-- Exercise objective --
Pick out all lines with the word "DISCIPLINE" from the records that follow.

Collected data:
════════════════════
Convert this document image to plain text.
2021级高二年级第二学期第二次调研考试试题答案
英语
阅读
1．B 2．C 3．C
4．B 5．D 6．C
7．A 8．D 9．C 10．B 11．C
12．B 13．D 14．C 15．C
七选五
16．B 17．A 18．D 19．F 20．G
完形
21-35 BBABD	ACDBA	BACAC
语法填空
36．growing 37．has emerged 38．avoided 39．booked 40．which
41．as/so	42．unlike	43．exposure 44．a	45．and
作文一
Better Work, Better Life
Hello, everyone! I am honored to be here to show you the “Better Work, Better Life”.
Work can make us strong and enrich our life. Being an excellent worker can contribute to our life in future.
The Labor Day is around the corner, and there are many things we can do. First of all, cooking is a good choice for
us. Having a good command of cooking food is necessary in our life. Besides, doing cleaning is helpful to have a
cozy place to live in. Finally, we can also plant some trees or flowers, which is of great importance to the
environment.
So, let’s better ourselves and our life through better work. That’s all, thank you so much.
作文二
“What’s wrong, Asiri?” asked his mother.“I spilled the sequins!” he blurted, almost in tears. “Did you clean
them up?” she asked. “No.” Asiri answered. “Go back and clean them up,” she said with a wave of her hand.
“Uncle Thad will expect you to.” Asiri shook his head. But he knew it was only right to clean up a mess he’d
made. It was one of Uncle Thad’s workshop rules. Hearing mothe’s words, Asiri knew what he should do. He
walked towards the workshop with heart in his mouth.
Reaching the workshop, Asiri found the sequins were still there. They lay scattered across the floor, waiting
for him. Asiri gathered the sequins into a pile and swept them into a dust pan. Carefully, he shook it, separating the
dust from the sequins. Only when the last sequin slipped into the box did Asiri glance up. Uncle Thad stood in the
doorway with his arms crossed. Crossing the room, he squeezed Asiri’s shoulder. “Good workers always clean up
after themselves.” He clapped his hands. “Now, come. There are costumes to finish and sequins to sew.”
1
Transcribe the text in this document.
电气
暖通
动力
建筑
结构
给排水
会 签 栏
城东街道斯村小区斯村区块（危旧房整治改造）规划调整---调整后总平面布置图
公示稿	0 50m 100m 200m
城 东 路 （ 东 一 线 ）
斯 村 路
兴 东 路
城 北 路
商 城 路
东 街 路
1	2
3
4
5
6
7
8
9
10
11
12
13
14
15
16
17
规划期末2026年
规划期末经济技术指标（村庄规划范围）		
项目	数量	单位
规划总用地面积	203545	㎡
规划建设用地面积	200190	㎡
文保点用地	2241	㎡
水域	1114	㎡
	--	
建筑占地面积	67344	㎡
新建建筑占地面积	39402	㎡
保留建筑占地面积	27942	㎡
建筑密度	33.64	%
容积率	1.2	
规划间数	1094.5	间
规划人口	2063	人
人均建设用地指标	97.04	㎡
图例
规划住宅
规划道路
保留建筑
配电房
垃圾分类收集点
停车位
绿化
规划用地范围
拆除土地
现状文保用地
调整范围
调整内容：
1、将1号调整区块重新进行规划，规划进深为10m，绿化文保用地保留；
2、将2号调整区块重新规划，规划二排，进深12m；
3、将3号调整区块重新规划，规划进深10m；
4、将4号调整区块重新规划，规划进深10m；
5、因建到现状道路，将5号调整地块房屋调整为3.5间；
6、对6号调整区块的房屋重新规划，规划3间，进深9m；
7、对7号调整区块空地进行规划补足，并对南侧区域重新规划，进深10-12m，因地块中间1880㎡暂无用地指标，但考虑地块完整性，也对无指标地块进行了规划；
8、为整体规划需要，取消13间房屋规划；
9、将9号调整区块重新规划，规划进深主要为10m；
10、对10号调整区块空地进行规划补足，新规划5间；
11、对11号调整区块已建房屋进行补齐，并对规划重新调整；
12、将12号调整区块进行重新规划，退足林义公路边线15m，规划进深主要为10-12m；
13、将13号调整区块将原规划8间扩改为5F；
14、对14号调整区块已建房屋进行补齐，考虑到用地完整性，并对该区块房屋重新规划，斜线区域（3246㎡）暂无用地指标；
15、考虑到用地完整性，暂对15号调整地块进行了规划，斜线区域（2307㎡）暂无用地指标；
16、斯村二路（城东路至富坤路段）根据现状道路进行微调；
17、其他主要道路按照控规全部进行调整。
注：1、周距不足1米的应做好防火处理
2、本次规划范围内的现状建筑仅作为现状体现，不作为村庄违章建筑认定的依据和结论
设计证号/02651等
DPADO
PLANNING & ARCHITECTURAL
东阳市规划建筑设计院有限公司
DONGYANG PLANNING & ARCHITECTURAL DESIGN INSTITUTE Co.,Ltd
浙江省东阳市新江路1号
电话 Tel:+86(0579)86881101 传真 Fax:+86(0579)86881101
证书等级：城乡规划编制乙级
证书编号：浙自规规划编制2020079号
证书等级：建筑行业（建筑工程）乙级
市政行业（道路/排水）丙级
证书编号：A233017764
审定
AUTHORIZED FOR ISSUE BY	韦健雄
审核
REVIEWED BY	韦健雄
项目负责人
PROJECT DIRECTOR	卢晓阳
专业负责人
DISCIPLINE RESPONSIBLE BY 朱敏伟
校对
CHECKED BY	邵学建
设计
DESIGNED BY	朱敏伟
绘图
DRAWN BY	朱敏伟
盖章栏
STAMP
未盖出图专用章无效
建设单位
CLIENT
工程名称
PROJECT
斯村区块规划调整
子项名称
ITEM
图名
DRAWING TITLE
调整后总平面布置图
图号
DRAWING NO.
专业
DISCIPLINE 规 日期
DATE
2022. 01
════════════════════
-- Solved problem --
DISCIPLINE RESPONSIBLE BY 朱敏伟
DISCIPLINE 规 日期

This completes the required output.